» **WHAT YOU ARE ASKED TO DO**:
The data below needs to be returned exactly, line for line.

» **STORED DATA**:
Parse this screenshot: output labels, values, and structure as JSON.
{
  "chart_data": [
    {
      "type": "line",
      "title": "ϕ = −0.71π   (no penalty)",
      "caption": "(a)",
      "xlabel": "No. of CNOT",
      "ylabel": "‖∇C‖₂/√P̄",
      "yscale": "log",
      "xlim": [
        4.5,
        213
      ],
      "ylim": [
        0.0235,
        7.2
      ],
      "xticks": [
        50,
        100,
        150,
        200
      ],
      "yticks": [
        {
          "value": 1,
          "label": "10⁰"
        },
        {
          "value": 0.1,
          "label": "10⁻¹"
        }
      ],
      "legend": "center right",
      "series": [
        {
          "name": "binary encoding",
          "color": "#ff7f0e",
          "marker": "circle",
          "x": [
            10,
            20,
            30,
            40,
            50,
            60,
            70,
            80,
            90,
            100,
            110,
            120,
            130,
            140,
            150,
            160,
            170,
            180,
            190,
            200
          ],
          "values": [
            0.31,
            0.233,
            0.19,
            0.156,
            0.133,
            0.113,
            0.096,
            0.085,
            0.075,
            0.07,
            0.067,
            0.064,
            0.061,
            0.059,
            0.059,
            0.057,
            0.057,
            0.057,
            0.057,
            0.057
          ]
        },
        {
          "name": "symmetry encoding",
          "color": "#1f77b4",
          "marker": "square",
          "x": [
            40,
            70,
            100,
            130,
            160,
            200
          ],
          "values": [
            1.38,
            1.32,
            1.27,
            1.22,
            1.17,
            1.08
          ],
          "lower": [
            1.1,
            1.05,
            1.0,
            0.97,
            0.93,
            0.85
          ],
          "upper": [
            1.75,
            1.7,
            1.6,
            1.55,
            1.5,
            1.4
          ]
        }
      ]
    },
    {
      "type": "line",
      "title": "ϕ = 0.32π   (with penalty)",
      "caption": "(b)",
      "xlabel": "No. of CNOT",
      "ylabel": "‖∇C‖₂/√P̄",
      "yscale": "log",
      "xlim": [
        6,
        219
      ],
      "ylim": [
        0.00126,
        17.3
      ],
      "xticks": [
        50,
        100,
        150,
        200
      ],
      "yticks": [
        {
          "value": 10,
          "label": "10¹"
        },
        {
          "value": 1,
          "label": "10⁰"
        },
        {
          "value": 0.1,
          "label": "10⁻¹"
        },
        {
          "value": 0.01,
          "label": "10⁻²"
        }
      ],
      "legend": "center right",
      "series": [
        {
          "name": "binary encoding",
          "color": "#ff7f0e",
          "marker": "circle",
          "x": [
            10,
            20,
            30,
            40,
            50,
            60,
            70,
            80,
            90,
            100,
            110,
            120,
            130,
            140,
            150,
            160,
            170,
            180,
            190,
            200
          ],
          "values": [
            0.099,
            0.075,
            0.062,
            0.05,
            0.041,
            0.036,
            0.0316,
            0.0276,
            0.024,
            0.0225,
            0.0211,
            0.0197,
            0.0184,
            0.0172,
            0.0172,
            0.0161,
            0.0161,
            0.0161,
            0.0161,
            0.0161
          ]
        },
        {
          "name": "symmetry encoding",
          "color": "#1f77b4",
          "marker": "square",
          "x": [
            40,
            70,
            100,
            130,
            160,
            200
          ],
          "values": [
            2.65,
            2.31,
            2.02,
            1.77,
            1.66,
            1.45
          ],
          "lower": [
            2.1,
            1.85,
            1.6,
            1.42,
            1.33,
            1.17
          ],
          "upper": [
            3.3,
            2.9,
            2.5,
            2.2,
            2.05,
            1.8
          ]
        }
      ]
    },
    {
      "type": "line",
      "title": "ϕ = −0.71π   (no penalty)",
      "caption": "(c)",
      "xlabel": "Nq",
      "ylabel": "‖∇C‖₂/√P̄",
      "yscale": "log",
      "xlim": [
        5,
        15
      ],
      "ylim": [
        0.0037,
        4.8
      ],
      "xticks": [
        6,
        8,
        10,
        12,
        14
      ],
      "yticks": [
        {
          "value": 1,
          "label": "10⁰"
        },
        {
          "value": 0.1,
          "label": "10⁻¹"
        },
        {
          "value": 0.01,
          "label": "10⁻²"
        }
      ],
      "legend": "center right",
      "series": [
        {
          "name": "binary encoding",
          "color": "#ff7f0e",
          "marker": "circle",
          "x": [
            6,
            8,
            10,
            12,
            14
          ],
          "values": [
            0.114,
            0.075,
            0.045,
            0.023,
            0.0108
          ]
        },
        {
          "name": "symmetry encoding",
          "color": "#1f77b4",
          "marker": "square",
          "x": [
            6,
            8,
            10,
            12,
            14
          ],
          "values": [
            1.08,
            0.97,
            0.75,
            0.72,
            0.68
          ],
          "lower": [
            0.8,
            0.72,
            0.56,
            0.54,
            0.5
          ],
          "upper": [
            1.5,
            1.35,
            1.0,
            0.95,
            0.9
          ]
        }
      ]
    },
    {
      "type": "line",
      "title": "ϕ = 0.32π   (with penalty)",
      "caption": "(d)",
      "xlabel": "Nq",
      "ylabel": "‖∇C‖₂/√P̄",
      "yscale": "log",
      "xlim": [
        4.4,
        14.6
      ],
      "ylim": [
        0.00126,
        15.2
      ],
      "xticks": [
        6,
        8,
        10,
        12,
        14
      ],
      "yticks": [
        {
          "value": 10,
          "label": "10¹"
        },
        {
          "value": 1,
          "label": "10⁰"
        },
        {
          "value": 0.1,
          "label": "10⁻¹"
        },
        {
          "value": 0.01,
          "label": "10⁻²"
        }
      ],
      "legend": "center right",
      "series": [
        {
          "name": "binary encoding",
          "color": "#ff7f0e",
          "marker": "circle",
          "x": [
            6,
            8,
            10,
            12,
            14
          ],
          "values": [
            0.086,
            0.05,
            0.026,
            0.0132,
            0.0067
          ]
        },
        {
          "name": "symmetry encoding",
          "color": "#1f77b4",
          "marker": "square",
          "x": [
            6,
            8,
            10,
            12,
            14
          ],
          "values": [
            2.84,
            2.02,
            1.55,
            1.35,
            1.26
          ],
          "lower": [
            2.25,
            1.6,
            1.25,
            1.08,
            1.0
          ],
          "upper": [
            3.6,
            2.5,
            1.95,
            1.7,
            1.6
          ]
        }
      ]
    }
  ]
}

» **TASK OUTPUT**:
Parse this screenshot: output labels, values, and structure as JSON.
{
  "chart_data": [
    {
      "type": "line",
      "title": "ϕ = −0.71π   (no penalty)",
      "caption": "(a)",
      "xlabel": "No. of CNOT",
      "ylabel": "‖∇C‖₂/√P̄",
      "yscale": "log",
      "xlim": [
        4.5,
        213
      ],
      "ylim": [
        0.0235,
        7.2
      ],
      "xticks": [
        50,
        100,
        150,
        200
      ],
      "yticks": [
        {
          "value": 1,
          "label": "10⁰"
        },
        {
          "value": 0.1,
          "label": "10⁻¹"
        }
      ],
      "legend": "center right",
      "series": [
        {
          "name": "binary encoding",
          "color": "#ff7f0e",
          "marker": "circle",
          "x": [
            10,
            20,
            30,
            40,
            50,
            60,
            70,
            80,
            90,
            100,
            110,
            120,
            130,
            140,
            150,
            160,
            170,
            180,
            190,
            200
          ],
          "values": [
            0.31,
            0.233,
            0.19,
            0.156,
            0.133,
            0.113,
            0.096,
            0.085,
            0.075,
            0.07,
            0.067,
            0.064,
            0.061,
            0.059,
            0.059,
            0.057,
            0.057,
            0.057,
            0.057,
            0.057
          ]
        },
        {
          "name": "symmetry encoding",
          "color": "#1f77b4",
          "marker": "square",
          "x": [
            40,
            70,
            100,
            130,
            160,
            200
          ],
          "values": [
            1.38,
            1.32,
            1.27,
            1.22,
            1.17,
            1.08
          ],
          "lower": [
            1.1,
            1.05,
            1.0,
            0.97,
            0.93,
            0.85
          ],
          "upper": [
            1.75,
            1.7,
            1.6,
            1.55,
            1.5,
            1.4
          ]
        }
      ]
    },
    {
      "type": "line",
      "title": "ϕ = 0.32π   (with penalty)",
      "caption": "(b)",
      "xlabel": "No. of CNOT",
      "ylabel": "‖∇C‖₂/√P̄",
      "yscale": "log",
      "xlim": [
        6,
        219
      ],
      "ylim": [
        0.00126,
        17.3
      ],
      "xticks": [
        50,
        100,
        150,
        200
      ],
      "yticks": [
        {
          "value": 10,
          "label": "10¹"
        },
        {
          "value": 1,
          "label": "10⁰"
        },
        {
          "value": 0.1,
          "label": "10⁻¹"
        },
        {
          "value": 0.01,
          "label": "10⁻²"
        }
      ],
      "legend": "center right",
      "series": [
        {
          "name": "binary encoding",
          "color": "#ff7f0e",
          "marker": "circle",
          "x": [
            10,
            20,
            30,
            40,
            50,
            60,
            70,
            80,
            90,
            100,
            110,
            120,
            130,
            140,
            150,
            160,
            170,
            180,
            190,
            200
          ],
          "values": [
            0.099,
            0.075,
            0.062,
            0.05,
            0.041,
            0.036,
            0.0316,
            0.0276,
            0.024,
            0.0225,
            0.0211,
            0.0197,
            0.0184,
            0.0172,
            0.0172,
            0.0161,
            0.0161,
            0.0161,
            0.0161,
            0.0161
          ]
        },
        {
          "name": "symmetry encoding",
          "color": "#1f77b4",
          "marker": "square",
          "x": [
            40,
            70,
            100,
            130,
            160,
            200
          ],
          "values": [
            2.65,
            2.31,
            2.02,
            1.77,
            1.66,
            1.45
          ],
          "lower": [
            2.1,
            1.85,
            1.6,
            1.42,
            1.33,
            1.17
          ],
          "upper": [
            3.3,
            2.9,
            2.5,
            2.2,
            2.05,
            1.8
          ]
        }
      ]
    },
    {
      "type": "line",
      "title": "ϕ = −0.71π   (no penalty)",
      "caption": "(c)",
      "xlabel": "Nq",
      "ylabel": "‖∇C‖₂/√P̄",
      "yscale": "log",
      "xlim": [
        5,
        15
      ],
      "ylim": [
        0.0037,
        4.8
      ],
      "xticks": [
        6,
        8,
        10,
        12,
        14
      ],
      "yticks": [
        {
          "value": 1,
          "label": "10⁰"
        },
        {
          "value": 0.1,
          "label": "10⁻¹"
        },
        {
          "value": 0.01,
          "label": "10⁻²"
        }
      ],
      "legend": "center right",
      "series": [
        {
          "name": "binary encoding",
          "color": "#ff7f0e",
          "marker": "circle",
          "x": [
            6,
            8,
            10,
            12,
            14
          ],
          "values": [
            0.114,
            0.075,
            0.045,
            0.023,
            0.0108
          ]
        },
        {
          "name": "symmetry encoding",
          "color": "#1f77b4",
          "marker": "square",
          "x": [
            6,
            8,
            10,
            12,
            14
          ],
          "values": [
            1.08,
            0.97,
            0.75,
            0.72,
            0.68
          ],
          "lower": [
            0.8,
            0.72,
            0.56,
            0.54,
            0.5
          ],
          "upper": [
            1.5,
            1.35,
            1.0,
            0.95,
            0.9
          ]
        }
      ]
    },
    {
      "type": "line",
      "title": "ϕ = 0.32π   (with penalty)",
      "caption": "(d)",
      "xlabel": "Nq",
      "ylabel": "‖∇C‖₂/√P̄",
      "yscale": "log",
      "xlim": [
        4.4,
        14.6
      ],
      "ylim": [
        0.00126,
        15.2
      ],
      "xticks": [
        6,
        8,
        10,
        12,
        14
      ],
      "yticks": [
        {
          "value": 10,
          "label": "10¹"
        },
        {
          "value": 1,
          "label": "10⁰"
        },
        {
          "value": 0.1,
          "label": "10⁻¹"
        },
        {
          "value": 0.01,
          "label": "10⁻²"
        }
      ],
      "legend": "center right",
      "series": [
        {
          "name": "binary encoding",
          "color": "#ff7f0e",
          "marker": "circle",
          "x": [
            6,
            8,
            10,
            12,
            14
          ],
          "values": [
            0.086,
            0.05,
            0.026,
            0.0132,
            0.0067
          ]
        },
        {
          "name": "symmetry encoding",
          "color": "#1f77b4",
          "marker": "square",
          "x": [
            6,
            8,
            10,
            12,
            14
          ],
          "values": [
            2.84,
            2.02,
            1.55,
            1.35,
            1.26
          ],
          "lower": [
            2.25,
            1.6,
            1.25,
            1.08,
            1.0
          ],
          "upper": [
            3.6,
            2.5,
            1.95,
            1.7,
            1.6
          ]
        }
      ]
    }
  ]
}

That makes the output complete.